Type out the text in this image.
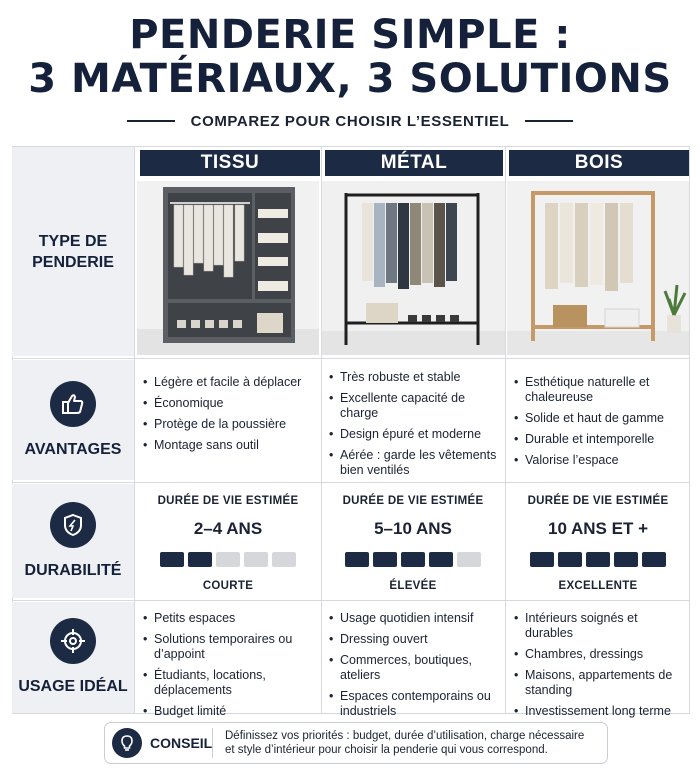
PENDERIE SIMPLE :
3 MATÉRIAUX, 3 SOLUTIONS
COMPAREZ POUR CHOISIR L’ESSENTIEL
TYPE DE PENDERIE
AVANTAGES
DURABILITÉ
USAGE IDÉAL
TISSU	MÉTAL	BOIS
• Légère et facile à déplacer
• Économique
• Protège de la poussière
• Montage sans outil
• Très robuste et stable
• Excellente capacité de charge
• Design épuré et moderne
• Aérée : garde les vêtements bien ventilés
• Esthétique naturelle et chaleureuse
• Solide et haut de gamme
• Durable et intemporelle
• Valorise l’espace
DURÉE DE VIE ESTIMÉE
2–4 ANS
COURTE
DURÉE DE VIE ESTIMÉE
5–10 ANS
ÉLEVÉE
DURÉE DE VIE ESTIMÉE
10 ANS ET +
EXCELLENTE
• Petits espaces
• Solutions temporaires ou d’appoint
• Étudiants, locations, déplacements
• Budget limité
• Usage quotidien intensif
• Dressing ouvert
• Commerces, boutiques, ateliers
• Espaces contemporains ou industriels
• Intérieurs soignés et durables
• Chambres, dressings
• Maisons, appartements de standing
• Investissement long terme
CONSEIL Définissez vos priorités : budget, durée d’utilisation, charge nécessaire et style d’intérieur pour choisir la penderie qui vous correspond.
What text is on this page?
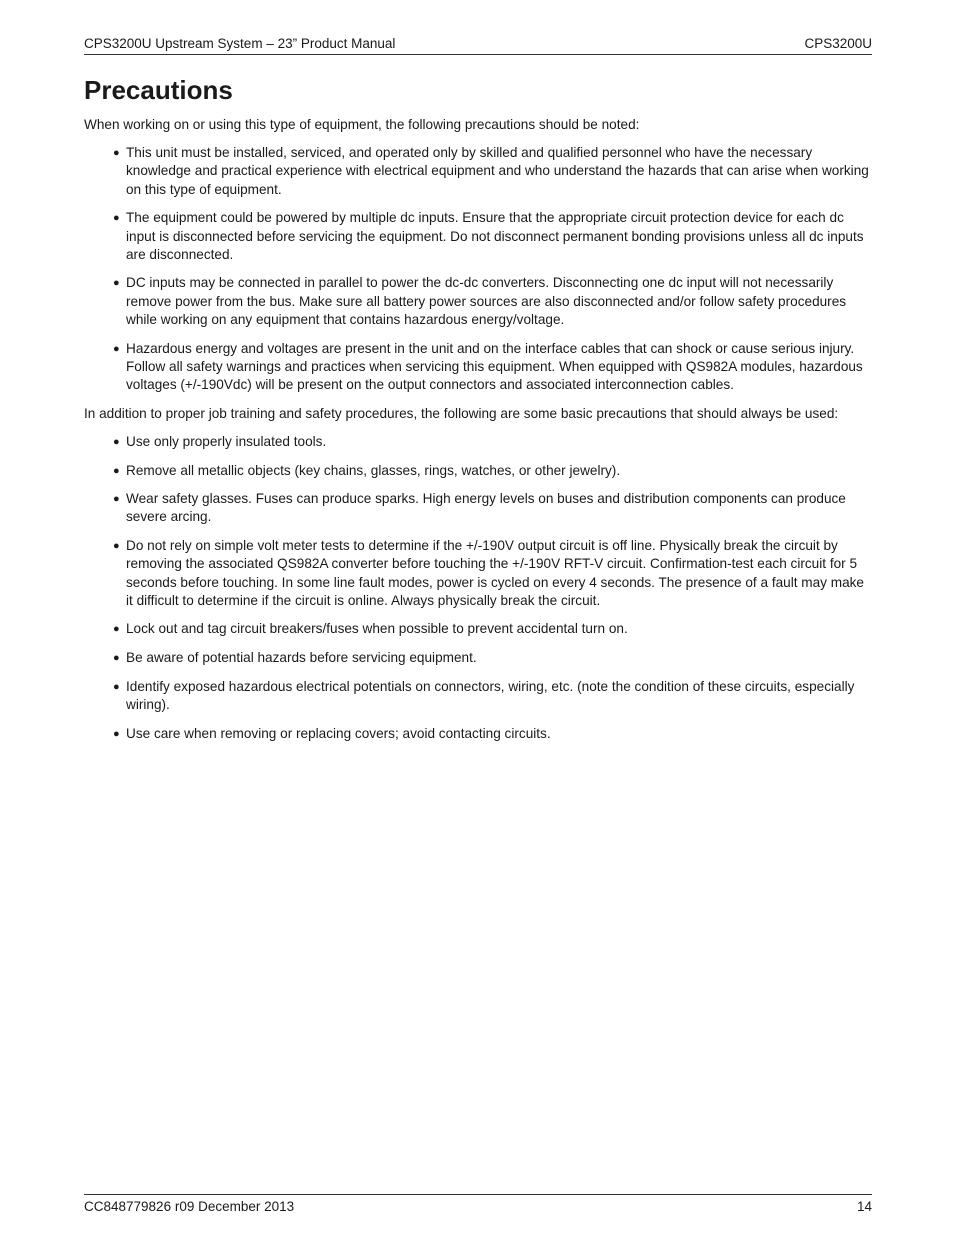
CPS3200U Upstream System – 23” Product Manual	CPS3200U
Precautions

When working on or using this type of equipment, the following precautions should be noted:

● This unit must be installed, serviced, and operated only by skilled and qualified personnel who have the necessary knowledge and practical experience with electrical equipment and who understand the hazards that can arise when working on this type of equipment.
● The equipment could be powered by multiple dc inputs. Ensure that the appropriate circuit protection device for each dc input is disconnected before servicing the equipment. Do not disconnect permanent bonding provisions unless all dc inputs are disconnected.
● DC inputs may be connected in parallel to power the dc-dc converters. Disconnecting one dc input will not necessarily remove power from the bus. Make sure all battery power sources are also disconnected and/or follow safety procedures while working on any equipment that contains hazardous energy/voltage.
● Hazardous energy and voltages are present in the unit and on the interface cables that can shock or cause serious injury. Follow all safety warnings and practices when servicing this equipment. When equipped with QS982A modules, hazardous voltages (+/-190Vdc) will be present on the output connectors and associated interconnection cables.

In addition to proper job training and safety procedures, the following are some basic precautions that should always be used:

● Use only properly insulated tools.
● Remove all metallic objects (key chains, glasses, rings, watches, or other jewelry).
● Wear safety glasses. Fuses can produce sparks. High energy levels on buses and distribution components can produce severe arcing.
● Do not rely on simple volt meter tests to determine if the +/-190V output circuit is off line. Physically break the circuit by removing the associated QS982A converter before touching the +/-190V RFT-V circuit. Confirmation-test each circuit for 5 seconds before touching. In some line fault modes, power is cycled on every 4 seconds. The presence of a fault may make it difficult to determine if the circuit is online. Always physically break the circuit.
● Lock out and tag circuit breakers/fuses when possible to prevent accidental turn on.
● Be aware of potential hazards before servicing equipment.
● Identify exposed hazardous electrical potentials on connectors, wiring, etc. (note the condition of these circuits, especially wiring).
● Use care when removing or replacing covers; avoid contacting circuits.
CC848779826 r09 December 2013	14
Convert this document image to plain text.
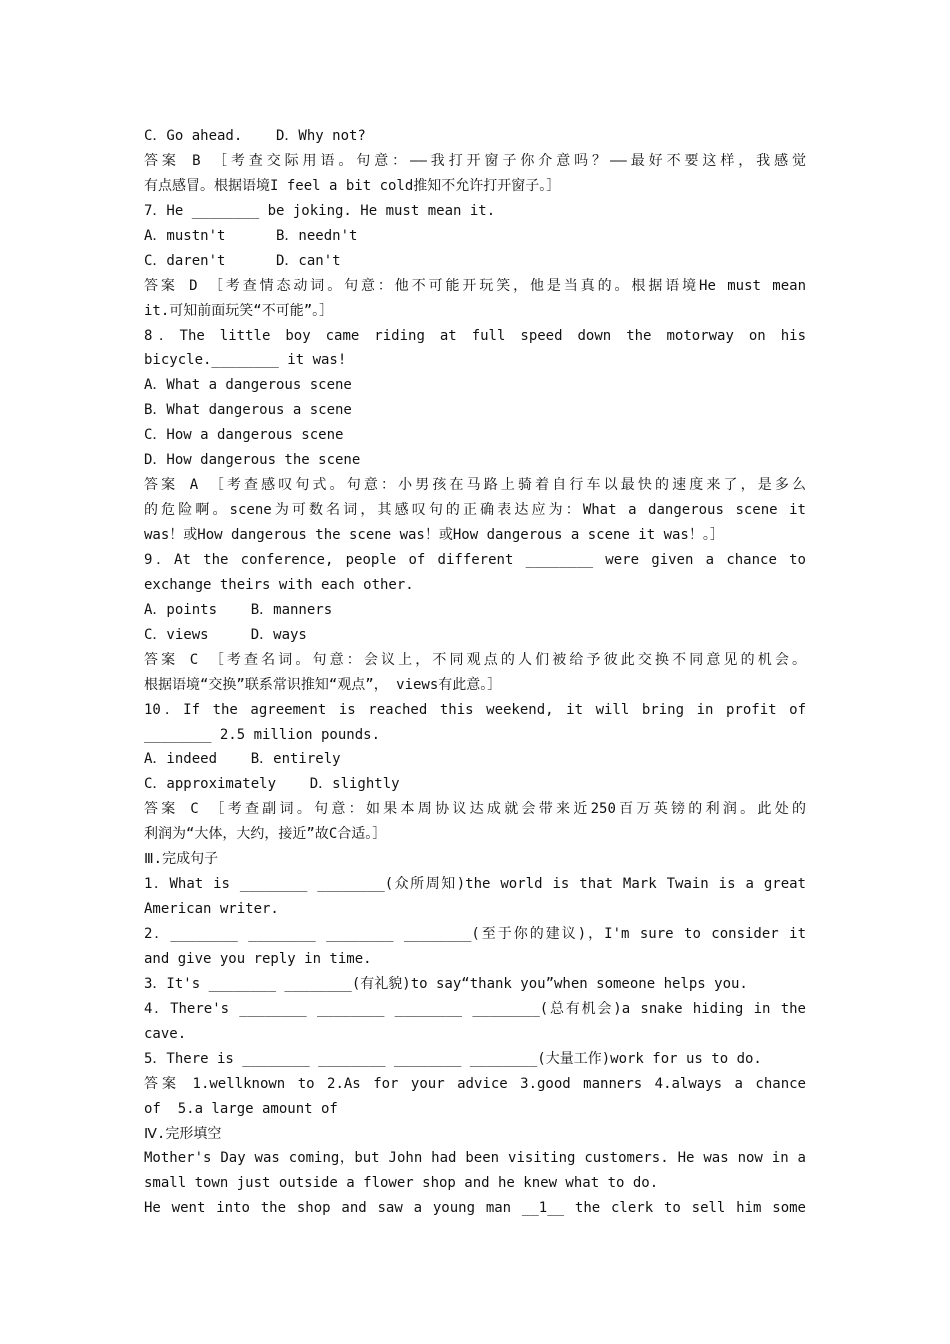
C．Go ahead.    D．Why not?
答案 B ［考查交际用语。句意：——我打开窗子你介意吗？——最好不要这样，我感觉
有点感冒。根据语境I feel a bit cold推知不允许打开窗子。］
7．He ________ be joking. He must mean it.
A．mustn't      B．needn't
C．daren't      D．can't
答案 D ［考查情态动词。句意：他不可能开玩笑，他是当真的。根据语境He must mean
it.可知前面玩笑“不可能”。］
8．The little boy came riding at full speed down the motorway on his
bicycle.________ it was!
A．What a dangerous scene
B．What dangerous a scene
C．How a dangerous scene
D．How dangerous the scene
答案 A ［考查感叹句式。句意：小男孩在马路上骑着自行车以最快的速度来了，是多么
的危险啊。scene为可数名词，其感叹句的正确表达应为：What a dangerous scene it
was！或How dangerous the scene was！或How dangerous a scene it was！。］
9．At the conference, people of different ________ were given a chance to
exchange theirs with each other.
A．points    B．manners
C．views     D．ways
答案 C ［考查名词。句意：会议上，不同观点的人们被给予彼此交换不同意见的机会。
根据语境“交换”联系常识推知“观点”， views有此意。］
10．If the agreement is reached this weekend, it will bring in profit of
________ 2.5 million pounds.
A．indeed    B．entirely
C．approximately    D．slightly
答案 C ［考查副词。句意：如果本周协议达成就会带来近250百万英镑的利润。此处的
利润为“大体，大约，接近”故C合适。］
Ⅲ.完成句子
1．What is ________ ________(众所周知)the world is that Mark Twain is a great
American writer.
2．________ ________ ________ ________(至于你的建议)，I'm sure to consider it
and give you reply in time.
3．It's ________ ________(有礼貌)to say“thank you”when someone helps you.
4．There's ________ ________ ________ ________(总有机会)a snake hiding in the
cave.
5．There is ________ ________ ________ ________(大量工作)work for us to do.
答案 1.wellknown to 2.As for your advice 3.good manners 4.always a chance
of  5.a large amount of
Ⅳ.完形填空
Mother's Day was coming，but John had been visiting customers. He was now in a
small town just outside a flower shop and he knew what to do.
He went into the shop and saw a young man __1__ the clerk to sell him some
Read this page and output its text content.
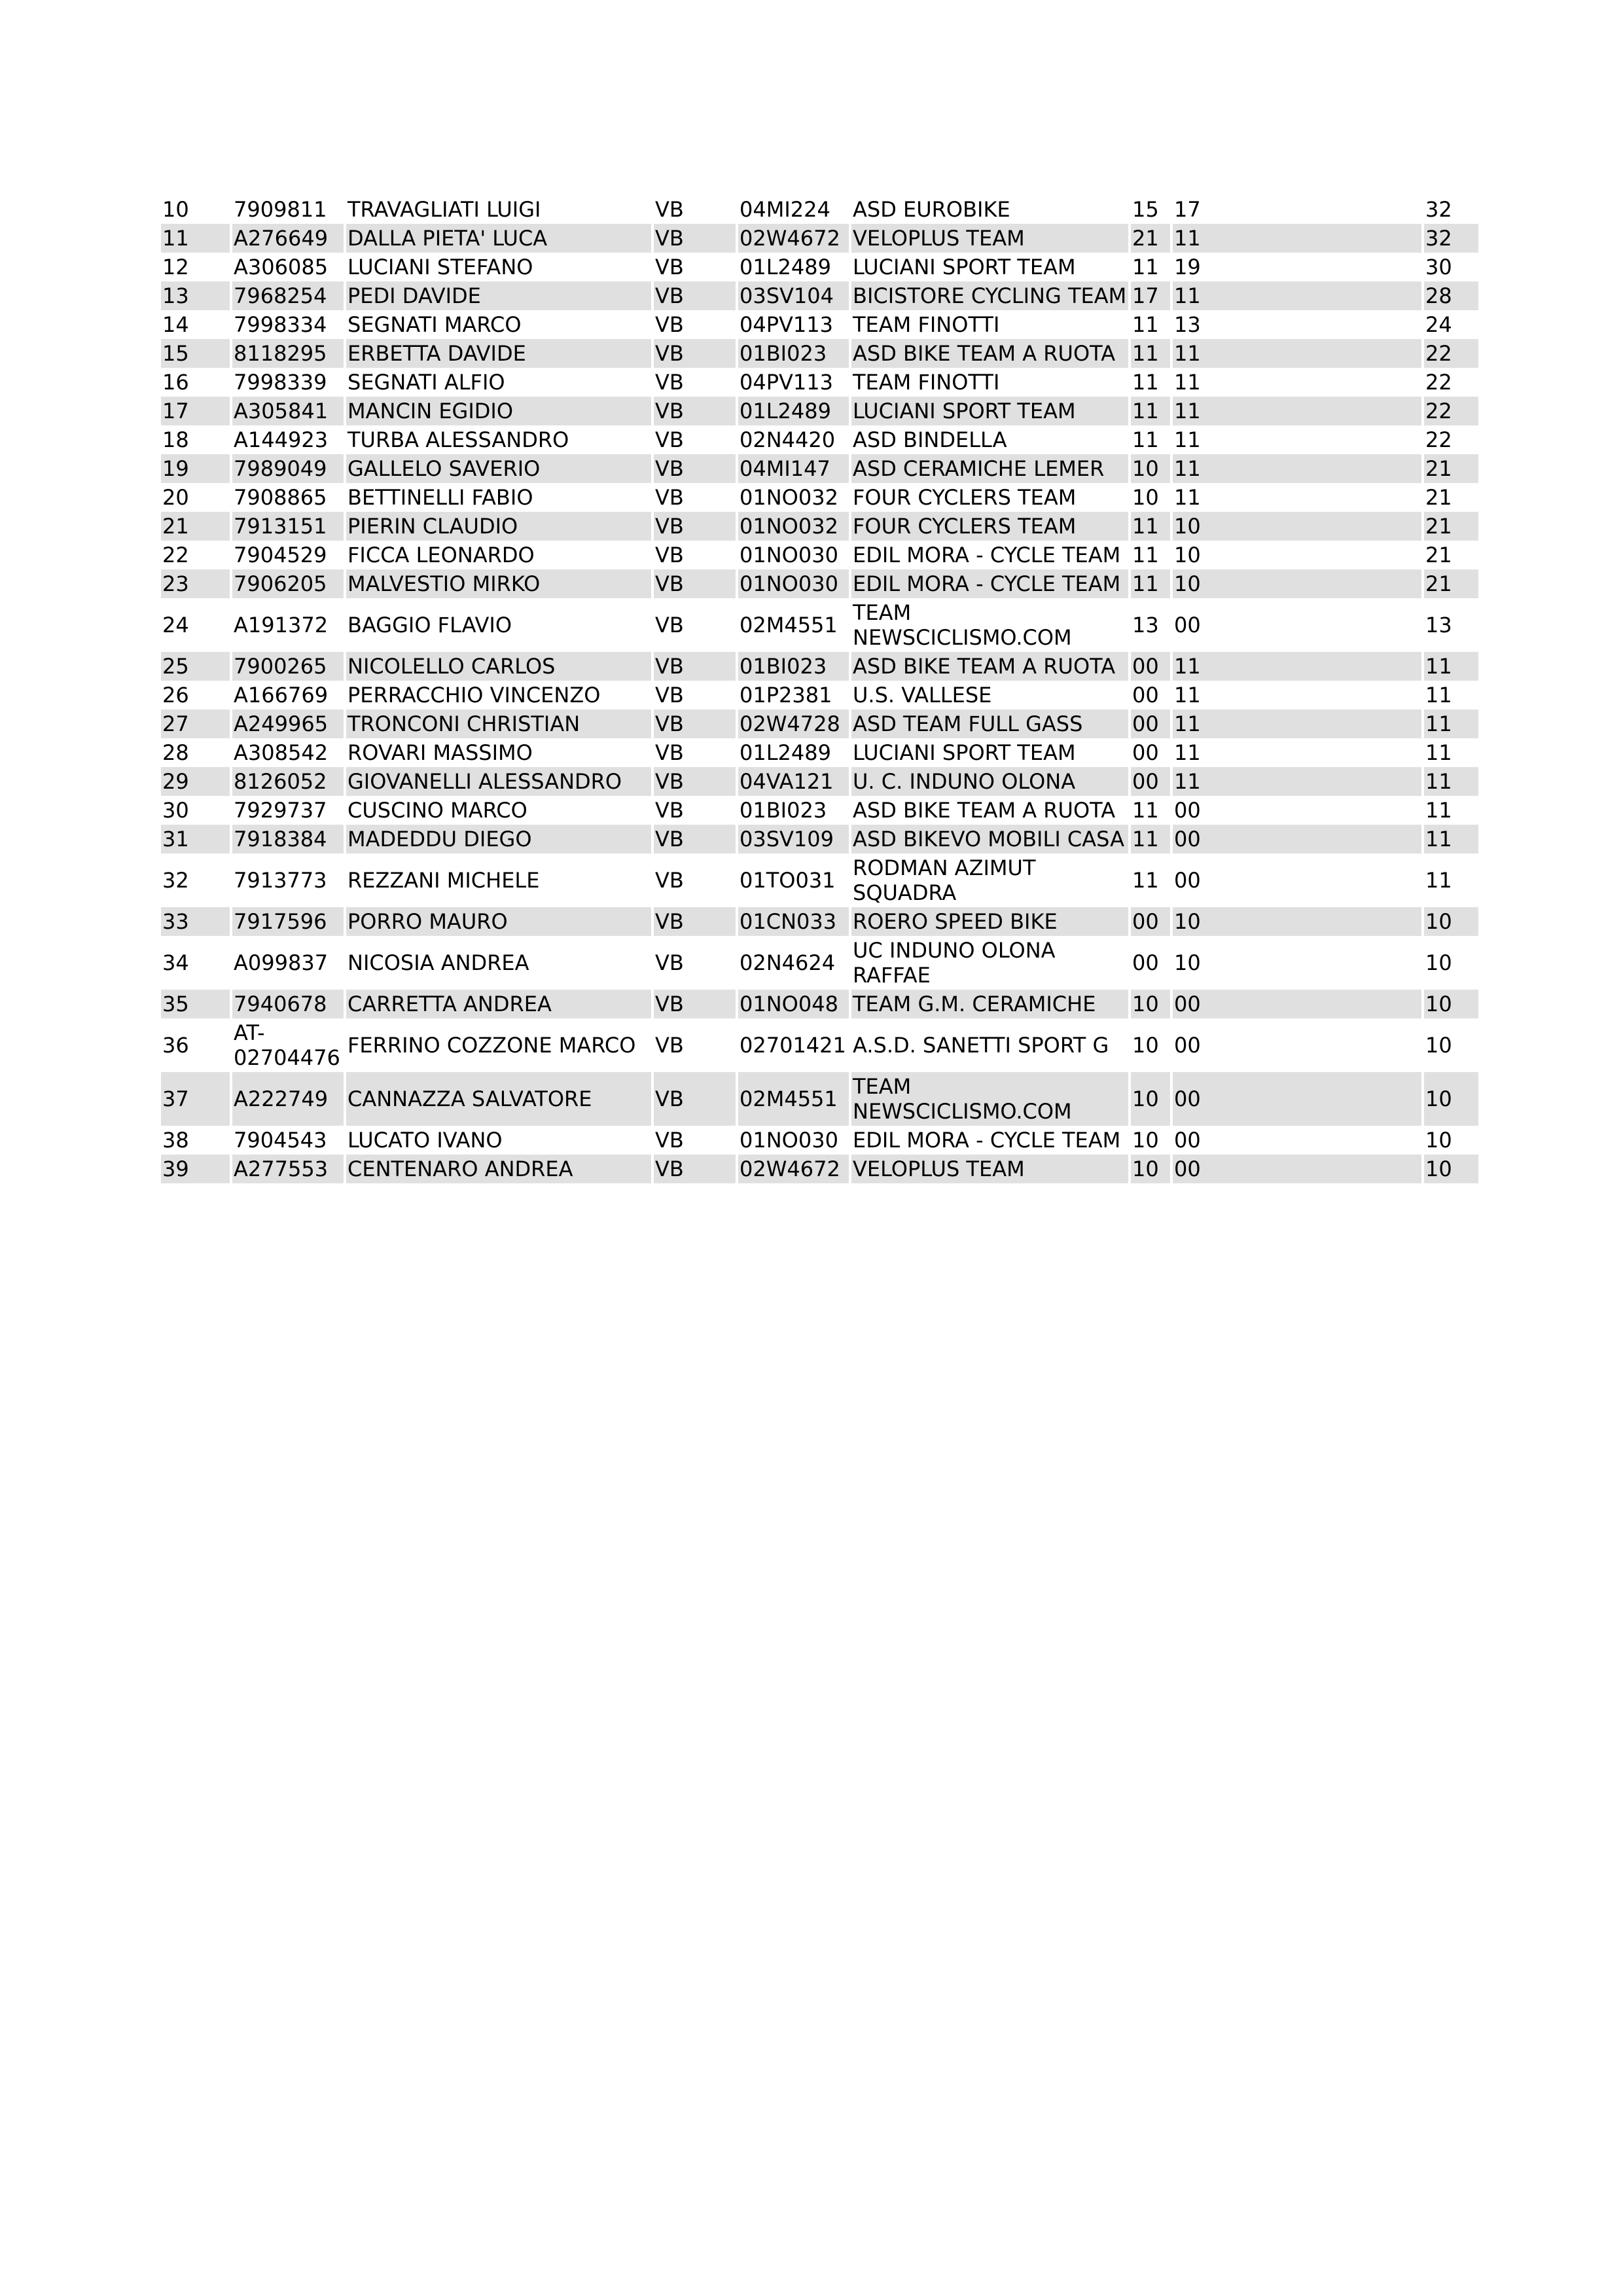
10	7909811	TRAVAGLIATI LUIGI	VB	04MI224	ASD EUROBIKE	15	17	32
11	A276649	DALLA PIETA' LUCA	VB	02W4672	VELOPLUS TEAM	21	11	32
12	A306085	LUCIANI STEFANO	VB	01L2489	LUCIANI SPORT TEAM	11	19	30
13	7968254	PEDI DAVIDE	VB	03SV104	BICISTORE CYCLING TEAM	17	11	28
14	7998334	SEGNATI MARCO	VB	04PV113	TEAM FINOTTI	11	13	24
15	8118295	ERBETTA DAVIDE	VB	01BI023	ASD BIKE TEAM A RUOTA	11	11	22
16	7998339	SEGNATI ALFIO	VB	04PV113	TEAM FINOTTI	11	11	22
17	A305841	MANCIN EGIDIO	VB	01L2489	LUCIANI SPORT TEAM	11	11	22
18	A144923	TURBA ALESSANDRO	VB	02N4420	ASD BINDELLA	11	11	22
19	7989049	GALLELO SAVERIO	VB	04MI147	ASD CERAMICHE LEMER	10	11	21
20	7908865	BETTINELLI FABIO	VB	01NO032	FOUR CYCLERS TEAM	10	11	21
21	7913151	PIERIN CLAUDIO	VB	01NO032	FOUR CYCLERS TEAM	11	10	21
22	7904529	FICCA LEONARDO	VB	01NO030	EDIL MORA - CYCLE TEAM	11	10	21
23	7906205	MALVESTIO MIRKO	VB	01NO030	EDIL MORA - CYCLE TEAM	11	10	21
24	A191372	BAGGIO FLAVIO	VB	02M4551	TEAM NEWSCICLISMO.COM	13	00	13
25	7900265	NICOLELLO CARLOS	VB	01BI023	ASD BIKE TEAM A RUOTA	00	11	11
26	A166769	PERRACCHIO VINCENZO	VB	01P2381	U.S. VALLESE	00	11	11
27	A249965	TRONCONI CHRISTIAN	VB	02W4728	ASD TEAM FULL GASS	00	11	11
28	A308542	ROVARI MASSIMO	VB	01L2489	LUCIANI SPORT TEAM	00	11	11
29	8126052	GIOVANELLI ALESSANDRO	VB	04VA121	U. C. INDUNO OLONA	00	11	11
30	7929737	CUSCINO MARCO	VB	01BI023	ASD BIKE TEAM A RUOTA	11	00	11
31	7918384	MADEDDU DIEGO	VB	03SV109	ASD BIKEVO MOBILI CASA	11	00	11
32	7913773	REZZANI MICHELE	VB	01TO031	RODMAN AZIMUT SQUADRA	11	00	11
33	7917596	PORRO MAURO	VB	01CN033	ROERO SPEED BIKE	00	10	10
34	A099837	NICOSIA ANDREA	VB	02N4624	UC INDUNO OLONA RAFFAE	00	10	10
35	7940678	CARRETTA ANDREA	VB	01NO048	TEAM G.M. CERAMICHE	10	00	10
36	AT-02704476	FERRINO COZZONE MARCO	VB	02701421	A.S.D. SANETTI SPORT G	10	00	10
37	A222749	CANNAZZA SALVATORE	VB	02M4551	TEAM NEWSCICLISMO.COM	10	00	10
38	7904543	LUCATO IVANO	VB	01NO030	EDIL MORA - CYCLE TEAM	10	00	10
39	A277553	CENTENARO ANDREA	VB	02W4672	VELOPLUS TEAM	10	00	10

******

## WHAT THE TASK REQUIRES
Reproduce each line of the entries in which the word "page" is found.

## SOLVED EXERCISE
What text is on this page?
Read this page and output its text content.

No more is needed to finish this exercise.